Tally how many lines include "yellow". The number is the whole answer.

Source data:
Begin
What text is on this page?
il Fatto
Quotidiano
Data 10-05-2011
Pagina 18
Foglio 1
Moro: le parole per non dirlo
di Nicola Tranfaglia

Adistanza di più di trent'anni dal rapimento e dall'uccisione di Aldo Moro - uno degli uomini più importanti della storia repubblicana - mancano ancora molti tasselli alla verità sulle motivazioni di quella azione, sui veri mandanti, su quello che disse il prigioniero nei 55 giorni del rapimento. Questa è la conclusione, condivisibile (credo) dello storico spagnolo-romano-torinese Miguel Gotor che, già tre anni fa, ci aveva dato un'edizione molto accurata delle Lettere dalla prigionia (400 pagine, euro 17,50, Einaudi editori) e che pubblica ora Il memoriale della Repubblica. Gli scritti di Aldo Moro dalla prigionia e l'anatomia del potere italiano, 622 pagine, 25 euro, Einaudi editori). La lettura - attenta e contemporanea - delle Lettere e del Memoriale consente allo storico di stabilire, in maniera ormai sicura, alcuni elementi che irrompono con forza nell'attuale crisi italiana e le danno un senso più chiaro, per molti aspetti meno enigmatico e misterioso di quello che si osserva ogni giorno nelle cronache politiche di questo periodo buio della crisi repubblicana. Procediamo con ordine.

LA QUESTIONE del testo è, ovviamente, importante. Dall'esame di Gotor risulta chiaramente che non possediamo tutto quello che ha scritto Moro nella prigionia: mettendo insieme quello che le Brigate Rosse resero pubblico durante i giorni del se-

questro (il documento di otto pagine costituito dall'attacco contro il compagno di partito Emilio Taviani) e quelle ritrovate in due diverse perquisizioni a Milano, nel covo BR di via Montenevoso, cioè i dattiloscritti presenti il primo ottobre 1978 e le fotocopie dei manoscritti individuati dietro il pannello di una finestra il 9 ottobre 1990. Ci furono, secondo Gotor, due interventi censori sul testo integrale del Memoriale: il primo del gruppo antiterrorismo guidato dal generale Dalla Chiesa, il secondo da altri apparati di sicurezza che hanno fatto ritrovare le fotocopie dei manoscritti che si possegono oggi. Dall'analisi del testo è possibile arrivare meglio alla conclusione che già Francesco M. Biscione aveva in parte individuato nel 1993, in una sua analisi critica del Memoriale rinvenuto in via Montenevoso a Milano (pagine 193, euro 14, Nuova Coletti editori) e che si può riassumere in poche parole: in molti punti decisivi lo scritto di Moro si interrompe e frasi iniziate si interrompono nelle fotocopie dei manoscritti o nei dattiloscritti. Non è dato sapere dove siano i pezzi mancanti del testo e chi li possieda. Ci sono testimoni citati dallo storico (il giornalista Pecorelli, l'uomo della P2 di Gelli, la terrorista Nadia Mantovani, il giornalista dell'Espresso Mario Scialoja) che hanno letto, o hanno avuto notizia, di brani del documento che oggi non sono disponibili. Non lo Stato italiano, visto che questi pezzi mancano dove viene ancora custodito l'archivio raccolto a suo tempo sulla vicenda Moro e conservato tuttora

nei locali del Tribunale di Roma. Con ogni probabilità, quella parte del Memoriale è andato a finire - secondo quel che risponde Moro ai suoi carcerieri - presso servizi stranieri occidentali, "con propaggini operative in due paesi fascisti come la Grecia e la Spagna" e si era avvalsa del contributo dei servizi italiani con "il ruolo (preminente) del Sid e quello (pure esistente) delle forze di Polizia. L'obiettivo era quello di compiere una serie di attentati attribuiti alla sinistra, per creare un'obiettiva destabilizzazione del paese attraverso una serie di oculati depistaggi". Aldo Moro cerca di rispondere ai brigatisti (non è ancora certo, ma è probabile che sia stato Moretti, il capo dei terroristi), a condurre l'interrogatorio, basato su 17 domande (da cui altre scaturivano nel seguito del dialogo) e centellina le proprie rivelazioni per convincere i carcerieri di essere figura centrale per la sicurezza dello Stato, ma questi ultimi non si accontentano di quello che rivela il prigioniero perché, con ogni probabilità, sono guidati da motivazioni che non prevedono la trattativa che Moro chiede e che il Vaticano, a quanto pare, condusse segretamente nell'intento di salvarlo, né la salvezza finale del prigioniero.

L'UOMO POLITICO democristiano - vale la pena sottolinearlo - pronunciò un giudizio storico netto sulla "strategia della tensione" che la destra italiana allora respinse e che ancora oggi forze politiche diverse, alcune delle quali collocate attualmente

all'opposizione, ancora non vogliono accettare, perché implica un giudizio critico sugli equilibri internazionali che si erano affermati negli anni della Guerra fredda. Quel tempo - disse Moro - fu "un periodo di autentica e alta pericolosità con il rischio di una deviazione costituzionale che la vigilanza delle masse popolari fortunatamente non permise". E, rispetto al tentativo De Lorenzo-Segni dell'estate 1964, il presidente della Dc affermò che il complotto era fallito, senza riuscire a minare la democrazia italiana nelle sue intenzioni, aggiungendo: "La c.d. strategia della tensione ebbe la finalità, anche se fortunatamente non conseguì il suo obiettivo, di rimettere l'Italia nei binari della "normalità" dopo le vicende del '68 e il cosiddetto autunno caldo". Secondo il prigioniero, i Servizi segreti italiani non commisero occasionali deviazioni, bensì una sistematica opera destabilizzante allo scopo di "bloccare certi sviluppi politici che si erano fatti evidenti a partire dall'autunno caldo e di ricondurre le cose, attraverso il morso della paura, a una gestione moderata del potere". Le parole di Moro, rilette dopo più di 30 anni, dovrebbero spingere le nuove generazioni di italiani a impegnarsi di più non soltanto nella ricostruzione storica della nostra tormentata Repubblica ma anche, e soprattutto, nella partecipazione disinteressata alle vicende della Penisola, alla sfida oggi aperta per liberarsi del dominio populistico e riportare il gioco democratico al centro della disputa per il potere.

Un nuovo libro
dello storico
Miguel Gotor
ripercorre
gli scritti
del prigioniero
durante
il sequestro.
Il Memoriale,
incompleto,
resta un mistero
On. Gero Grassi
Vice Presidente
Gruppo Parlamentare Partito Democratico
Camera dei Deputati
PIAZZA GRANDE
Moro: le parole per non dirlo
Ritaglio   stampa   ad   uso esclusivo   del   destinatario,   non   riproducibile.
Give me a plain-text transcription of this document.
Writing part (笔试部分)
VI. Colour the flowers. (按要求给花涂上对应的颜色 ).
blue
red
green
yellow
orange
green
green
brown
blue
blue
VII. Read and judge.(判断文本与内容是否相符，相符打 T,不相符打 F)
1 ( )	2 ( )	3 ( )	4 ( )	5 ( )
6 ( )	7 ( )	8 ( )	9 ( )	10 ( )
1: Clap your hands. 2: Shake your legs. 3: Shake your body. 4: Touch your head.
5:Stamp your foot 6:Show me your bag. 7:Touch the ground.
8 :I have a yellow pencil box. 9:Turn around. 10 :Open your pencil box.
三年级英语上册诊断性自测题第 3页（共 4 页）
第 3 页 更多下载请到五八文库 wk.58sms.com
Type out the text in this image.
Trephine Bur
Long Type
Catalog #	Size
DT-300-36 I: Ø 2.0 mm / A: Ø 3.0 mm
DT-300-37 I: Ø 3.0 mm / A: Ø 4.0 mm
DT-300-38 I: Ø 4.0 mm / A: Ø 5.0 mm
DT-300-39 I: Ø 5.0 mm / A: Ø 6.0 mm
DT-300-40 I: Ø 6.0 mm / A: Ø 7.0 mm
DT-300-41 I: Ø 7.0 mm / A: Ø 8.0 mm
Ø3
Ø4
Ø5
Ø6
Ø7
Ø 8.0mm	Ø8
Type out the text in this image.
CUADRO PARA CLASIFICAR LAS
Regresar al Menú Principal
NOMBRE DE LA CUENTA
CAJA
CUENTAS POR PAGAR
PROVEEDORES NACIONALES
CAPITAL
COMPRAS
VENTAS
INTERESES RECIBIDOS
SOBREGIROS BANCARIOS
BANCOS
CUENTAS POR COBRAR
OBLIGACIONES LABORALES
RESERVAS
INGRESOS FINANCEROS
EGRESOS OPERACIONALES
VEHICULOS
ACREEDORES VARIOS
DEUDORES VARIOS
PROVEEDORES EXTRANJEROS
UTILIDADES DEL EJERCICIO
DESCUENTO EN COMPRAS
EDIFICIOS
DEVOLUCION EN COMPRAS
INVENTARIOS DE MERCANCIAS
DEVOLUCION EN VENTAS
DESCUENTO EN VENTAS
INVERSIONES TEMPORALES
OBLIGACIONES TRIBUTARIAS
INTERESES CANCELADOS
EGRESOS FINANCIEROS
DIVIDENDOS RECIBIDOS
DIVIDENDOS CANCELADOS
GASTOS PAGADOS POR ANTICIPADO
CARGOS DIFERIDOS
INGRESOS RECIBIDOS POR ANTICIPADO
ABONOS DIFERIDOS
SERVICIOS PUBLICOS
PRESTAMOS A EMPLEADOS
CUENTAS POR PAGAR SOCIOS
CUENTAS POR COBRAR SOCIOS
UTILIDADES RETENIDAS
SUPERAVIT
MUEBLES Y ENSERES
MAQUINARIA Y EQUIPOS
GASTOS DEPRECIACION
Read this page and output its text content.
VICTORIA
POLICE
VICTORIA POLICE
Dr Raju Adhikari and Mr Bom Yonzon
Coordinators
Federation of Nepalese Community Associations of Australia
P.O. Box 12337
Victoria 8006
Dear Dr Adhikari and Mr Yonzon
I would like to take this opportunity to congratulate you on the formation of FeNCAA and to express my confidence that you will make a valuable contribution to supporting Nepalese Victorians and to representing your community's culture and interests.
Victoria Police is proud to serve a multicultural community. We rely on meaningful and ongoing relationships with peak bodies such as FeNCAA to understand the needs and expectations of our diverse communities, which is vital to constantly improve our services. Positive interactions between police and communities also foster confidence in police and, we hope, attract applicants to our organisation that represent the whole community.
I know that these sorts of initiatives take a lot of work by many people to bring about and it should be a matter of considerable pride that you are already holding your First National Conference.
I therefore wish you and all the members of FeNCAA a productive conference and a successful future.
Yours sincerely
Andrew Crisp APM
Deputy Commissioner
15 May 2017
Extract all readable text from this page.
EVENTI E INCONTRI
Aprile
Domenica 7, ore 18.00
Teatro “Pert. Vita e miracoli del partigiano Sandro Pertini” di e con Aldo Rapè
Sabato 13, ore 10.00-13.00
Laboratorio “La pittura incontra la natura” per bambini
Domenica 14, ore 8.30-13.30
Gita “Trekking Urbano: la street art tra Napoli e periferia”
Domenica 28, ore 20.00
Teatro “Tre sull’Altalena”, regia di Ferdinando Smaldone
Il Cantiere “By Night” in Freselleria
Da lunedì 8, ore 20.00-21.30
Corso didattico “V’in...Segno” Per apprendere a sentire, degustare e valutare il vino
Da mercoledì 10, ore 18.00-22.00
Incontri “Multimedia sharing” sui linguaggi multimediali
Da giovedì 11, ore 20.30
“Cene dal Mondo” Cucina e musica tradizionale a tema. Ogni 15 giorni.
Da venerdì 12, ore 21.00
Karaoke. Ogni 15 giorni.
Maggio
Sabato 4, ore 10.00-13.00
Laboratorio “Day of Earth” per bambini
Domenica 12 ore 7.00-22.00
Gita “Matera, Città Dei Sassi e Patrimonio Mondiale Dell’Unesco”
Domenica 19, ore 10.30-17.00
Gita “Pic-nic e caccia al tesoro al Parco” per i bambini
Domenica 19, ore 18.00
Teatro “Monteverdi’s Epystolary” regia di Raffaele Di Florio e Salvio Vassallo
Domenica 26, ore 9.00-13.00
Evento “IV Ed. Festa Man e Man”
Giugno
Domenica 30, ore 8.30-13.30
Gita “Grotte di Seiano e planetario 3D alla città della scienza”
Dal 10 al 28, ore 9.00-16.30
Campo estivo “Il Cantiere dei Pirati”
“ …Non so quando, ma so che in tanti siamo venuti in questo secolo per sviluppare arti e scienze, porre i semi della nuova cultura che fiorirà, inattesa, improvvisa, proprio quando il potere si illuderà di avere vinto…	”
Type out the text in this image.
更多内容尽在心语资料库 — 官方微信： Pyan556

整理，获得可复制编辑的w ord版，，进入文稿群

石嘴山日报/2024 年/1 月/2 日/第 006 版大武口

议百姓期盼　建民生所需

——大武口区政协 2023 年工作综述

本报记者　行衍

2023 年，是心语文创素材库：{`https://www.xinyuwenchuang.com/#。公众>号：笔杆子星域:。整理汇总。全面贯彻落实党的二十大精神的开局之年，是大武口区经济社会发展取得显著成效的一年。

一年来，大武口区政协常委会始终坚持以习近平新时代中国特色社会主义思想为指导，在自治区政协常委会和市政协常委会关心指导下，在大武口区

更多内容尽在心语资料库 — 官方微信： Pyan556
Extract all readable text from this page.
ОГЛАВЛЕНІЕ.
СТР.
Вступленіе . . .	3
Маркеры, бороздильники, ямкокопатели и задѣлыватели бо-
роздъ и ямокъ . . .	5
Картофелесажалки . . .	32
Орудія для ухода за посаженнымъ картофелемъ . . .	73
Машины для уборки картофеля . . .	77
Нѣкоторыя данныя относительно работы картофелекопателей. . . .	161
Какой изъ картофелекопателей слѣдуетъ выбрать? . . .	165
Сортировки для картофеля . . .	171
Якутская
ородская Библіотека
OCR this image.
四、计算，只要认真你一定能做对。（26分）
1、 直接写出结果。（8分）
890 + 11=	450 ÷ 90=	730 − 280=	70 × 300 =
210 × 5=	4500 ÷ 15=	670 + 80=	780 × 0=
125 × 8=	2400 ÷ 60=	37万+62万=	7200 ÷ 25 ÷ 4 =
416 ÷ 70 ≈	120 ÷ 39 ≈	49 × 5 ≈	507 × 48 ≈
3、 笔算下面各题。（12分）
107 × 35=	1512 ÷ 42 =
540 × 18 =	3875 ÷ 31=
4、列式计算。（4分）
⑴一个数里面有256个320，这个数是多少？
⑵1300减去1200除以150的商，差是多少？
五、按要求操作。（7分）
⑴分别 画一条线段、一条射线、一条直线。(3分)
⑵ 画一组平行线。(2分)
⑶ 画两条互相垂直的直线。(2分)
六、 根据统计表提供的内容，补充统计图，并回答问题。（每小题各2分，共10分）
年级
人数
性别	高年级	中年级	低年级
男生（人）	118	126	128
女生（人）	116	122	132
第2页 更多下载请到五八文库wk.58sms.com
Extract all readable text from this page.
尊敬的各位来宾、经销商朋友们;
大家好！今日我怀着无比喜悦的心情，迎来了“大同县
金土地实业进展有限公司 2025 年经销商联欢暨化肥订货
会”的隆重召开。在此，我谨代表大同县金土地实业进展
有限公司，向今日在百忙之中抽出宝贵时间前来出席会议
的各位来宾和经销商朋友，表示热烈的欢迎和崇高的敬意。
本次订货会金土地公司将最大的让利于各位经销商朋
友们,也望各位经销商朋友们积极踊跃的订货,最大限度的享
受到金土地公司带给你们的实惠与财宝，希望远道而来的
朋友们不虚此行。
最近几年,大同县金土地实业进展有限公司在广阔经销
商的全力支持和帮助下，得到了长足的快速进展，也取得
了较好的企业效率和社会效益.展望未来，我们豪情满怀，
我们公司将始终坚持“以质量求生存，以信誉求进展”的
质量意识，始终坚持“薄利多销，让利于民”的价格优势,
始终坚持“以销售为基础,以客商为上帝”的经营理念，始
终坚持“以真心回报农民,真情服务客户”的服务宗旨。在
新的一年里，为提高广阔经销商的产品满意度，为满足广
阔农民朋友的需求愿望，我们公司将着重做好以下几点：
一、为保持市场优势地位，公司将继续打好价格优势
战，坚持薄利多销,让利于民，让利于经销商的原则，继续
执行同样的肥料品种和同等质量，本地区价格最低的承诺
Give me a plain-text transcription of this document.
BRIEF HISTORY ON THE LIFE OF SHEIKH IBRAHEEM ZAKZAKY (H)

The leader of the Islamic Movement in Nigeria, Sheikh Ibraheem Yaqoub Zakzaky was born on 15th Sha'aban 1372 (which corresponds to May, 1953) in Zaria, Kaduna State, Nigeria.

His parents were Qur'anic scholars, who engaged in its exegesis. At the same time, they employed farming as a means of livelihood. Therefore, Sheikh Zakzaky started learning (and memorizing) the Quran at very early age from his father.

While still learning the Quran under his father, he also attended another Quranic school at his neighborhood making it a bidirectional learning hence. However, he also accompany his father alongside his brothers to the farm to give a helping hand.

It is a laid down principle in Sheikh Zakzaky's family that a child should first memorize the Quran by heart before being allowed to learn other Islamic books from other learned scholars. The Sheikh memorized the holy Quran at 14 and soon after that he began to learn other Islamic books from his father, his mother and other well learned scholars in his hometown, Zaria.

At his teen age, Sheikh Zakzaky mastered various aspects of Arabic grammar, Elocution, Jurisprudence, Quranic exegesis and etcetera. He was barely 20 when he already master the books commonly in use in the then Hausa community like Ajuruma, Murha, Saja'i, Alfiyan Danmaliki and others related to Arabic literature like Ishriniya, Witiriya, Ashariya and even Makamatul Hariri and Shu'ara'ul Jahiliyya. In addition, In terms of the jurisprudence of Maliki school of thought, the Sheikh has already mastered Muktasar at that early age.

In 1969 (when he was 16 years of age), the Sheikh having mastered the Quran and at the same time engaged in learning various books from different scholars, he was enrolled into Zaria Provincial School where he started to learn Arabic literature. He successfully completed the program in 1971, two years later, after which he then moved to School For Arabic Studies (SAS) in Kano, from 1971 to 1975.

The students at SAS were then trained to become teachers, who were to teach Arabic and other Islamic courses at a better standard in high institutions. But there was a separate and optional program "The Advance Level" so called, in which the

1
End
Answer to this exercise: 2